Reproduce all the lines below exactly and omit the images.

-- start of AVAILABLE RECORDS --

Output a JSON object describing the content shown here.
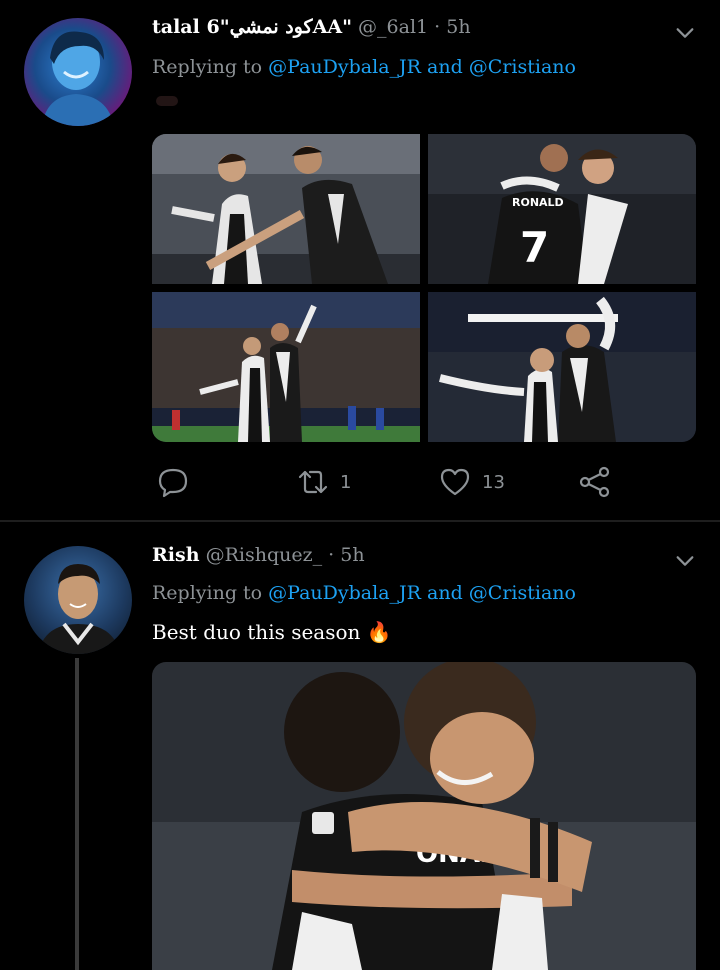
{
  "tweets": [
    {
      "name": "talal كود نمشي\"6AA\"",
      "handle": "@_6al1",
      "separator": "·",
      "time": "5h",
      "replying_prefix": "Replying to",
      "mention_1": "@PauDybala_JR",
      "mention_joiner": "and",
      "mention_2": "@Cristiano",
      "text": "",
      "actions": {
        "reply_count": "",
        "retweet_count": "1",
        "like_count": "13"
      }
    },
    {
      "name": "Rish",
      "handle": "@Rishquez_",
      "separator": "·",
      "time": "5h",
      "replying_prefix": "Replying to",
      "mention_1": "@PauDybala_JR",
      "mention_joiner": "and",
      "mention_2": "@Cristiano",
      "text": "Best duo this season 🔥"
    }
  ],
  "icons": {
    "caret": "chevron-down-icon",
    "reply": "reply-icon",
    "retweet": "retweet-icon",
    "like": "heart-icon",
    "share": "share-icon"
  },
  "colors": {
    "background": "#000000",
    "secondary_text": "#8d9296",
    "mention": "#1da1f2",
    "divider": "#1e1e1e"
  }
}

-- end of AVAILABLE RECORDS --

--- CORRECT RESULT ---
Output a JSON object describing the content shown here.
{
  "tweets": [
    {
      "name": "talal كود نمشي\"6AA\"",
      "handle": "@_6al1",
      "separator": "·",
      "time": "5h",
      "replying_prefix": "Replying to",
      "mention_1": "@PauDybala_JR",
      "mention_joiner": "and",
      "mention_2": "@Cristiano",
      "text": "",
      "actions": {
        "reply_count": "",
        "retweet_count": "1",
        "like_count": "13"
      }
    },
    {
      "name": "Rish",
      "handle": "@Rishquez_",
      "separator": "·",
      "time": "5h",
      "replying_prefix": "Replying to",
      "mention_1": "@PauDybala_JR",
      "mention_joiner": "and",
      "mention_2": "@Cristiano",
      "text": "Best duo this season 🔥"
    }
  ],
  "icons": {
    "caret": "chevron-down-icon",
    "reply": "reply-icon",
    "retweet": "retweet-icon",
    "like": "heart-icon",
    "share": "share-icon"
  },
  "colors": {
    "background": "#000000",
    "secondary_text": "#8d9296",
    "mention": "#1da1f2",
    "divider": "#1e1e1e"
  }
}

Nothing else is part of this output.